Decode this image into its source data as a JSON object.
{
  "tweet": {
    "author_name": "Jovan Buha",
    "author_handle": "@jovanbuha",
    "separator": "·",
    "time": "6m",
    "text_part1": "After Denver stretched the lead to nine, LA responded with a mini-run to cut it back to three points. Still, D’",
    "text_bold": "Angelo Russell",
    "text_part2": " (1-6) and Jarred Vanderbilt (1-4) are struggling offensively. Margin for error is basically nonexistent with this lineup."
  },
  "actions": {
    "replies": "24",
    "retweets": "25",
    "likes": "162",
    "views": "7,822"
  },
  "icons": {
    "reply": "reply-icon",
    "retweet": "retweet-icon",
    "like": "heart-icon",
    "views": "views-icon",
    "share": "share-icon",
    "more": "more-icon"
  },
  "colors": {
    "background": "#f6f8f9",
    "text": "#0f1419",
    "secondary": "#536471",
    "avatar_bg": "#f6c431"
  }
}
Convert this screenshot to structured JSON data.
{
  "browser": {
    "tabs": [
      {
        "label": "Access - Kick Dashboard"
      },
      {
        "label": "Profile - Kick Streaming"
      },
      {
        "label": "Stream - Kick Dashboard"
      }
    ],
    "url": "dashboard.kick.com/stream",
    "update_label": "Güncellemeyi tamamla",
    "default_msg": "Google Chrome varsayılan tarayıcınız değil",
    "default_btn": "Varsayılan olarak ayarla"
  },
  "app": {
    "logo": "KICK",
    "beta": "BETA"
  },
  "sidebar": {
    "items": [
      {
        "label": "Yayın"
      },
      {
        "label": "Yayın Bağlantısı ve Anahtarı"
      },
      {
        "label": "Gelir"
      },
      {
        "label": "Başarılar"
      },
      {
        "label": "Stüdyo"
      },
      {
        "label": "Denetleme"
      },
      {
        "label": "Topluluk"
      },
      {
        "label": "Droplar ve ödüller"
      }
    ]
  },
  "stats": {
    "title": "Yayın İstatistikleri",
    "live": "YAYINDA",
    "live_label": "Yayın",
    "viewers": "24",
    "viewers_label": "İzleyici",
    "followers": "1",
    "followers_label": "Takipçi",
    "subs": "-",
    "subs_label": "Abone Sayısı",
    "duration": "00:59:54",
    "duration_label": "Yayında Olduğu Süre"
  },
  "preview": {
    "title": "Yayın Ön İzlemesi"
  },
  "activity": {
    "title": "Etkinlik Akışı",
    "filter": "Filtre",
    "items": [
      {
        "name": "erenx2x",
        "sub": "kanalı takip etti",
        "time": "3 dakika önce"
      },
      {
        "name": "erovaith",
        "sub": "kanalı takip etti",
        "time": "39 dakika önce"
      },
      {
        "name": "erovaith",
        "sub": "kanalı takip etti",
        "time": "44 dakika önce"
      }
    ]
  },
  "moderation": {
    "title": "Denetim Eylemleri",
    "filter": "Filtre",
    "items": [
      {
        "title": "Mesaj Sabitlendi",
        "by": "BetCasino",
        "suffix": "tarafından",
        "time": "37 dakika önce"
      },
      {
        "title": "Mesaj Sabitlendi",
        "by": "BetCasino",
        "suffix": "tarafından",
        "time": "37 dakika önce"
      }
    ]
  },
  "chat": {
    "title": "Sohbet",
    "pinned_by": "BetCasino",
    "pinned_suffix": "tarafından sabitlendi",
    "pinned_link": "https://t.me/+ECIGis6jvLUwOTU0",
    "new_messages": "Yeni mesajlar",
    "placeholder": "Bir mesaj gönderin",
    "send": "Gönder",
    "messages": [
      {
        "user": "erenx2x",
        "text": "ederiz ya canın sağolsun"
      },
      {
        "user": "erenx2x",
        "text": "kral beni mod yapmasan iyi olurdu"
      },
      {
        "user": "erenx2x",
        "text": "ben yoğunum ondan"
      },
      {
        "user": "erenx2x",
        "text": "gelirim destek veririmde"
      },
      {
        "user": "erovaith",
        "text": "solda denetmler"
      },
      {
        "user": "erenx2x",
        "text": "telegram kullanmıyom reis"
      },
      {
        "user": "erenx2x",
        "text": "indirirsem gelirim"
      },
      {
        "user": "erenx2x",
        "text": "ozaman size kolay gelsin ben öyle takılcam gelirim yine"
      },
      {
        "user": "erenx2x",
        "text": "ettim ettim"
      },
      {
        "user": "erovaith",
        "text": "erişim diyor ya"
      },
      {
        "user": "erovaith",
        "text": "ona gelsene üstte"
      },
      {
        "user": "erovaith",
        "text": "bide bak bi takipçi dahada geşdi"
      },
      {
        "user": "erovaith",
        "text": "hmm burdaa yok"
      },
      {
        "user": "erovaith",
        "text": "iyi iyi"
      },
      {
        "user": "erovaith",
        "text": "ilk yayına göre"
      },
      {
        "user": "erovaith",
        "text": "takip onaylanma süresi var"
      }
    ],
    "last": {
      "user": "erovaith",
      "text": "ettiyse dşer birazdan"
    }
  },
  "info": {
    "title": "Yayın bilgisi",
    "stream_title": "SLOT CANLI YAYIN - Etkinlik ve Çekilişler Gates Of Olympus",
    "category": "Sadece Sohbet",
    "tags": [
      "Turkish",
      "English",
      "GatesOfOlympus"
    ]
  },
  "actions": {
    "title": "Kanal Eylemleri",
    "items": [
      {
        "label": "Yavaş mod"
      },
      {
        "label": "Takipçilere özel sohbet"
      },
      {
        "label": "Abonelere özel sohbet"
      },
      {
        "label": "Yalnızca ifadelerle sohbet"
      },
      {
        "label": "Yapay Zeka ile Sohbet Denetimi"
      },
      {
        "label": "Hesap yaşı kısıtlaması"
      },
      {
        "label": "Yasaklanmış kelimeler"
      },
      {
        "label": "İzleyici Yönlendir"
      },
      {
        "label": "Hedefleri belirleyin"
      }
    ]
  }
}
·····
◆ **Written task**
Each line above must be printed exactly as it appears.

◆ **Reply to the exercise**
Decode this image into its source data as a JSON object.
{
  "tweet": {
    "author_name": "Jovan Buha",
    "author_handle": "@jovanbuha",
    "separator": "·",
    "time": "6m",
    "text_part1": "After Denver stretched the lead to nine, LA responded with a mini-run to cut it back to three points. Still, D’",
    "text_bold": "Angelo Russell",
    "text_part2": " (1-6) and Jarred Vanderbilt (1-4) are struggling offensively. Margin for error is basically nonexistent with this lineup."
  },
  "actions": {
    "replies": "24",
    "retweets": "25",
    "likes": "162",
    "views": "7,822"
  },
  "icons": {
    "reply": "reply-icon",
    "retweet": "retweet-icon",
    "like": "heart-icon",
    "views": "views-icon",
    "share": "share-icon",
    "more": "more-icon"
  },
  "colors": {
    "background": "#f6f8f9",
    "text": "#0f1419",
    "secondary": "#536471",
    "avatar_bg": "#f6c431"
  }
}
Convert this screenshot to structured JSON data.
{
  "browser": {
    "tabs": [
      {
        "label": "Access - Kick Dashboard"
      },
      {
        "label": "Profile - Kick Streaming"
      },
      {
        "label": "Stream - Kick Dashboard"
      }
    ],
    "url": "dashboard.kick.com/stream",
    "update_label": "Güncellemeyi tamamla",
    "default_msg": "Google Chrome varsayılan tarayıcınız değil",
    "default_btn": "Varsayılan olarak ayarla"
  },
  "app": {
    "logo": "KICK",
    "beta": "BETA"
  },
  "sidebar": {
    "items": [
      {
        "label": "Yayın"
      },
      {
        "label": "Yayın Bağlantısı ve Anahtarı"
      },
      {
        "label": "Gelir"
      },
      {
        "label": "Başarılar"
      },
      {
        "label": "Stüdyo"
      },
      {
        "label": "Denetleme"
      },
      {
        "label": "Topluluk"
      },
      {
        "label": "Droplar ve ödüller"
      }
    ]
  },
  "stats": {
    "title": "Yayın İstatistikleri",
    "live": "YAYINDA",
    "live_label": "Yayın",
    "viewers": "24",
    "viewers_label": "İzleyici",
    "followers": "1",
    "followers_label": "Takipçi",
    "subs": "-",
    "subs_label": "Abone Sayısı",
    "duration": "00:59:54",
    "duration_label": "Yayında Olduğu Süre"
  },
  "preview": {
    "title": "Yayın Ön İzlemesi"
  },
  "activity": {
    "title": "Etkinlik Akışı",
    "filter": "Filtre",
    "items": [
      {
        "name": "erenx2x",
        "sub": "kanalı takip etti",
        "time": "3 dakika önce"
      },
      {
        "name": "erovaith",
        "sub": "kanalı takip etti",
        "time": "39 dakika önce"
      },
      {
        "name": "erovaith",
        "sub": "kanalı takip etti",
        "time": "44 dakika önce"
      }
    ]
  },
  "moderation": {
    "title": "Denetim Eylemleri",
    "filter": "Filtre",
    "items": [
      {
        "title": "Mesaj Sabitlendi",
        "by": "BetCasino",
        "suffix": "tarafından",
        "time": "37 dakika önce"
      },
      {
        "title": "Mesaj Sabitlendi",
        "by": "BetCasino",
        "suffix": "tarafından",
        "time": "37 dakika önce"
      }
    ]
  },
  "chat": {
    "title": "Sohbet",
    "pinned_by": "BetCasino",
    "pinned_suffix": "tarafından sabitlendi",
    "pinned_link": "https://t.me/+ECIGis6jvLUwOTU0",
    "new_messages": "Yeni mesajlar",
    "placeholder": "Bir mesaj gönderin",
    "send": "Gönder",
    "messages": [
      {
        "user": "erenx2x",
        "text": "ederiz ya canın sağolsun"
      },
      {
        "user": "erenx2x",
        "text": "kral beni mod yapmasan iyi olurdu"
      },
      {
        "user": "erenx2x",
        "text": "ben yoğunum ondan"
      },
      {
        "user": "erenx2x",
        "text": "gelirim destek veririmde"
      },
      {
        "user": "erovaith",
        "text": "solda denetmler"
      },
      {
        "user": "erenx2x",
        "text": "telegram kullanmıyom reis"
      },
      {
        "user": "erenx2x",
        "text": "indirirsem gelirim"
      },
      {
        "user": "erenx2x",
        "text": "ozaman size kolay gelsin ben öyle takılcam gelirim yine"
      },
      {
        "user": "erenx2x",
        "text": "ettim ettim"
      },
      {
        "user": "erovaith",
        "text": "erişim diyor ya"
      },
      {
        "user": "erovaith",
        "text": "ona gelsene üstte"
      },
      {
        "user": "erovaith",
        "text": "bide bak bi takipçi dahada geşdi"
      },
      {
        "user": "erovaith",
        "text": "hmm burdaa yok"
      },
      {
        "user": "erovaith",
        "text": "iyi iyi"
      },
      {
        "user": "erovaith",
        "text": "ilk yayına göre"
      },
      {
        "user": "erovaith",
        "text": "takip onaylanma süresi var"
      }
    ],
    "last": {
      "user": "erovaith",
      "text": "ettiyse dşer birazdan"
    }
  },
  "info": {
    "title": "Yayın bilgisi",
    "stream_title": "SLOT CANLI YAYIN - Etkinlik ve Çekilişler Gates Of Olympus",
    "category": "Sadece Sohbet",
    "tags": [
      "Turkish",
      "English",
      "GatesOfOlympus"
    ]
  },
  "actions": {
    "title": "Kanal Eylemleri",
    "items": [
      {
        "label": "Yavaş mod"
      },
      {
        "label": "Takipçilere özel sohbet"
      },
      {
        "label": "Abonelere özel sohbet"
      },
      {
        "label": "Yalnızca ifadelerle sohbet"
      },
      {
        "label": "Yapay Zeka ile Sohbet Denetimi"
      },
      {
        "label": "Hesap yaşı kısıtlaması"
      },
      {
        "label": "Yasaklanmış kelimeler"
      },
      {
        "label": "İzleyici Yönlendir"
      },
      {
        "label": "Hedefleri belirleyin"
      }
    ]
  }
}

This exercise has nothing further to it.